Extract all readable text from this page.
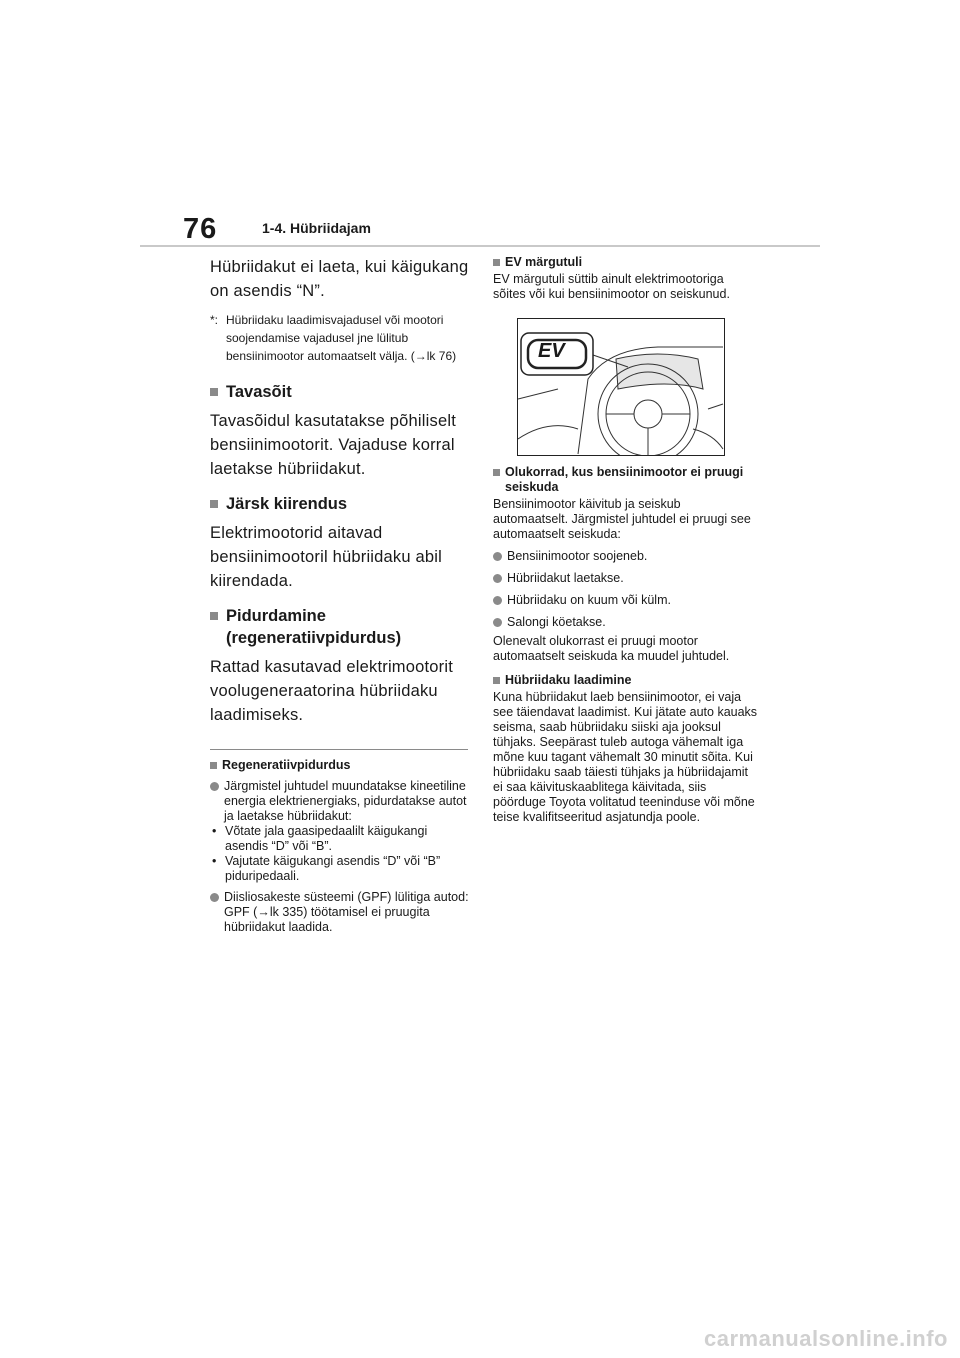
76	1-4. Hübriidajam
Hübriidakut ei laeta, kui käigukang on asendis “N”.
*: Hübriidaku laadimisvajadusel või mootori soojendamise vajadusel jne lülitub bensiinimootor automaatselt välja. (→lk 76)
Tavasõit
Tavasõidul kasutatakse põhiliselt bensiinimootorit. Vajaduse korral laetakse hübriidakut.
Järsk kiirendus
Elektrimootorid aitavad bensiinimootoril hübriidaku abil kiirendada.
Pidurdamine (regeneratiivpidurdus)
Rattad kasutavad elektrimootorit voolugeneraatorina hübriidaku laadimiseks.
Regeneratiivpidurdus
Järgmistel juhtudel muundatakse kineetiline energia elektrienergiaks, pidurdatakse autot ja laetakse hübriidakut:
• Võtate jala gaasipedaalilt käigukangi asendis “D” või “B”.
• Vajutate käigukangi asendis “D” või “B” piduripedaali.
Diisliosakeste süsteemi (GPF) lülitiga autod: GPF (→lk 335) töötamisel ei pruugita hübriidakut laadida.
EV märgutuli
EV märgutuli süttib ainult elektrimootoriga sõites või kui bensiinimootor on seiskunud.
EV
Olukorrad, kus bensiinimootor ei pruugi seiskuda
Bensiinimootor käivitub ja seiskub automaatselt. Järgmistel juhtudel ei pruugi see automaatselt seiskuda:
Bensiinimootor soojeneb.
Hübriidakut laetakse.
Hübriidaku on kuum või külm.
Salongi köetakse.
Olenevalt olukorrast ei pruugi mootor automaatselt seiskuda ka muudel juhtudel.
Hübriidaku laadimine
Kuna hübriidakut laeb bensiinimootor, ei vaja see täiendavat laadimist. Kui jätate auto kauaks seisma, saab hübriidaku siiski aja jooksul tühjaks. Seepärast tuleb autoga vähemalt iga mõne kuu tagant vähemalt 30 minutit sõita. Kui hübriidaku saab täiesti tühjaks ja hübriidajamit ei saa käivituskaablitega käivitada, siis pöörduge Toyota volitatud teeninduse või mõne teise kvalifitseeritud asjatundja poole.
carmanualsonline.info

EXERCISE INSTRUCTIONS ▸ Write the entries above out in full, exactly, with no images.

OUTPUT OF THE TASK ▸
Extract all readable text from this page.
76	1-4. Hübriidajam
Hübriidakut ei laeta, kui käigukang on asendis “N”.
*: Hübriidaku laadimisvajadusel või mootori soojendamise vajadusel jne lülitub bensiinimootor automaatselt välja. (→lk 76)
Tavasõit
Tavasõidul kasutatakse põhiliselt bensiinimootorit. Vajaduse korral laetakse hübriidakut.
Järsk kiirendus
Elektrimootorid aitavad bensiinimootoril hübriidaku abil kiirendada.
Pidurdamine (regeneratiivpidurdus)
Rattad kasutavad elektrimootorit voolugeneraatorina hübriidaku laadimiseks.
Regeneratiivpidurdus
Järgmistel juhtudel muundatakse kineetiline energia elektrienergiaks, pidurdatakse autot ja laetakse hübriidakut:
• Võtate jala gaasipedaalilt käigukangi asendis “D” või “B”.
• Vajutate käigukangi asendis “D” või “B” piduripedaali.
Diisliosakeste süsteemi (GPF) lülitiga autod: GPF (→lk 335) töötamisel ei pruugita hübriidakut laadida.
EV märgutuli
EV märgutuli süttib ainult elektrimootoriga sõites või kui bensiinimootor on seiskunud.
EV
Olukorrad, kus bensiinimootor ei pruugi seiskuda
Bensiinimootor käivitub ja seiskub automaatselt. Järgmistel juhtudel ei pruugi see automaatselt seiskuda:
Bensiinimootor soojeneb.
Hübriidakut laetakse.
Hübriidaku on kuum või külm.
Salongi köetakse.
Olenevalt olukorrast ei pruugi mootor automaatselt seiskuda ka muudel juhtudel.
Hübriidaku laadimine
Kuna hübriidakut laeb bensiinimootor, ei vaja see täiendavat laadimist. Kui jätate auto kauaks seisma, saab hübriidaku siiski aja jooksul tühjaks. Seepärast tuleb autoga vähemalt iga mõne kuu tagant vähemalt 30 minutit sõita. Kui hübriidaku saab täiesti tühjaks ja hübriidajamit ei saa käivituskaablitega käivitada, siis pöörduge Toyota volitatud teeninduse või mõne teise kvalifitseeritud asjatundja poole.
carmanualsonline.info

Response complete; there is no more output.